**本文抜粋**.

芸能人などはもちろん本名(あるいは仕事上の「名前」)を使ってブログをしているし、企業の偉い人などのブログ、例えば「社長ブログ」なども本名を使うことがほとんど。その一方、個人のブログではペンネームやその業界内だけで通用する別名、さらにはゲーム内のキャラクタ名を用いてブログを運営することも少なくない。
それではブログにおいて、自分の個人データ(本名や属性など)を隠すのはどれくらい大切なことなのだろうか。全体では「大切だ」と思っている人は3割程度、そうでないと考えている人は7割に達し、「別に本名でもいいのでは」との考えが多数を占める結果となった。
自分のブログで自分の個人データ(本名など)を隠すのはどれくらい大切なこと?
なおこの「本名など」は、たとえどんなにその筋で有名になっていたとしても、実名で無ければ該当しない。あるネットワークロールプレイングゲーム内でその名を知らぬプレイヤーは居ないほどの有名キャラクタを操る人が、そのキャラクタ名でブログを運営しても、それは「本名」とはみなされない(原文では「your real identity」つまり「あなたの本当の正体、身元」と表記されている)。
ブログ・ブログ管理者のタイプ別で見ると、「プロブロガー」以外はほとんど変わりがないのに対し、「プロブロガー」だけが極端に「全然大切でない」の割合が多い。これは「プロブロガー」のブログ運営の目的の大きな要因として、自分自身のアピールがあるからに他ならない。
それでは「とても大切」「それなりに大切」と答えた人、つまりブログ上で個人データを隠すことを常と考えている人たちは、何を理由にしているのか。「業務派」は会社の命令だろうし、「プロブロガー」も仕事上の理由が考えられるので聞くだけ野暮な話だからとし、「全体」以外では「自己満足派」「副業派」のみの区分について統計を取った結果が次の図。具体的項目でもっとも多いのは「家族や友達に迷惑がかかるかもしれないから」というものだった。

**練習問題**.
1. ブログでの個人データ秘匿に関する文章について、次の問いに答えてください。
(a) 全体のうち、ブログで個人データを隠すことを「大切だ」と思っている人はどの程度の割合ですか。
(b) 「全然大切でない」の割合が極端に多いのは、どのタイプですか。
(c) 個人データを隠す理由として、具体的項目でもっとも多かったものは何ですか。
2. ブログでの個人データ秘匿に関する文章を、最後の文の後から書き継いでください。
掲載資料の項目は、解答に使用する必要はありません。

**掲載資料**.
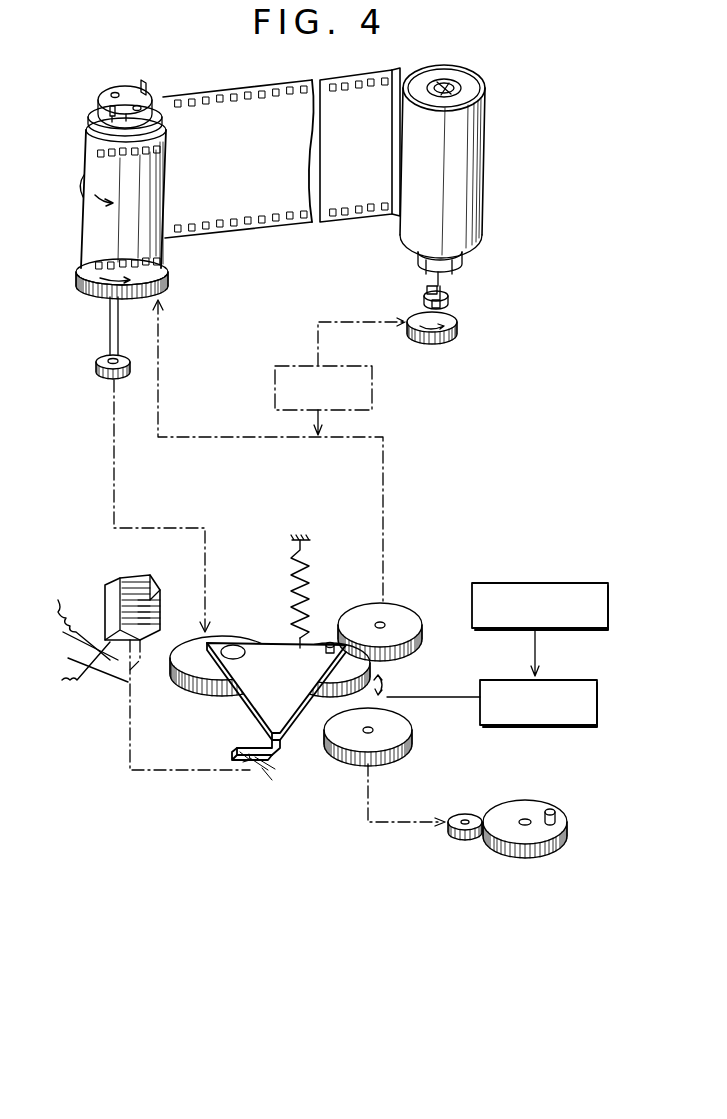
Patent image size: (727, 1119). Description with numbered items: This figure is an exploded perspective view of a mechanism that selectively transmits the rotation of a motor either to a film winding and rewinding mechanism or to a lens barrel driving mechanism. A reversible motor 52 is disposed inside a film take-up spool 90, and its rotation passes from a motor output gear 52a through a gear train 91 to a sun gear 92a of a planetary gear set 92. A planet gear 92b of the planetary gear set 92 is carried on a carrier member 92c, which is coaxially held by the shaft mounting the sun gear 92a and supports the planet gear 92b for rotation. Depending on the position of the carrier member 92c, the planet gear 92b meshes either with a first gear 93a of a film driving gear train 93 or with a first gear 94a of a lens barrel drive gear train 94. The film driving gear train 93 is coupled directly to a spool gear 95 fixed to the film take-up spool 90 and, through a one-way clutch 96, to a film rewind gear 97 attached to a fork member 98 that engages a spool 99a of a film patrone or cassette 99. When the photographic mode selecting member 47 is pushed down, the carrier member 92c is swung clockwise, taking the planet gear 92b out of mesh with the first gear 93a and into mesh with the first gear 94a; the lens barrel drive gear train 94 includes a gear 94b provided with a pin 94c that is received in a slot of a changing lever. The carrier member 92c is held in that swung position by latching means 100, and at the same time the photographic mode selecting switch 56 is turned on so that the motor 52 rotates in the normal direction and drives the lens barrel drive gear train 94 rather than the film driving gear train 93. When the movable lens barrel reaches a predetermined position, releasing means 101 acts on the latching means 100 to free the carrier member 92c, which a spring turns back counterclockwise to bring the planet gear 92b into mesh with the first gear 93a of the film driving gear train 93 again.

The photographic mode selecting member 47 is at (112, 586).
The reversible motor 52 is at (110, 100).
The motor output gear 52a is at (100, 372).
The photographic mode selecting switch 56 is at (89, 676).
The film take-up spool 90 is at (90, 218).
The gear train 91 is at (116, 496).
The planetary gear set 92 is at (249, 610).
The sun gear 92a is at (190, 654).
The planet gear 92b is at (352, 650).
The carrier member 92c is at (290, 718).
The film driving gear train 93 is at (385, 470).
The first gear of the film drive gear train 93a is at (407, 618).
The lens barrel drive gear train 94 is at (412, 830).
The first gear of the lens barrel drive gear train 94a is at (400, 740).
The gear 94b is at (525, 845).
The pin 94c is at (556, 810).
The spool gear 95 is at (168, 272).
The one-way clutch 96 is at (374, 397).
The film rewind gear 97 is at (460, 313).
The fork member 98 is at (421, 285).
The film patrone or cassette 99 is at (488, 172).
The spool 99a is at (462, 266).
The latching means 100 is at (538, 726).
The releasing means 101 is at (539, 582).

**各問の解答**.
1.
(a) 3割程度です。
(b) 「プロブロガー」です。
(c) 「家族や友達に迷惑がかかるかもしれないから」です。

2.
なぜブログ上で個人データを隠すのか?(「とても大切」「それなりに大切」の回答者限定)(複数回答)
「自己満足派」よりも「副業派」に、家族や周囲に対する心配の度合いが大きいのは、多かれ少なかれお金が絡む話であり、それに対する「やっかみ」を危惧してのものだろう。そして「その他」の項目が多いのは、ブログ上で個人データを隠す理由については多種多様な「個別の理由」があるからだと思われる。隠したいデータがプライベートなものであるだけに、隠したい理由もまたプライベートなものであり、理由も簡単にひとくくりでまとめることなど出来ない、というところか。
一時期日本のブログ界隈でも本名を出すべきか否かについて論争が繰り広げられることがあった。どのような形で終息したかは覚えていないが、どこぞの国の言論統制の話ではないのだから、本名を出そうが出すまいが、その個人の自由であるべきだ、というのが多くの人の本音といえる。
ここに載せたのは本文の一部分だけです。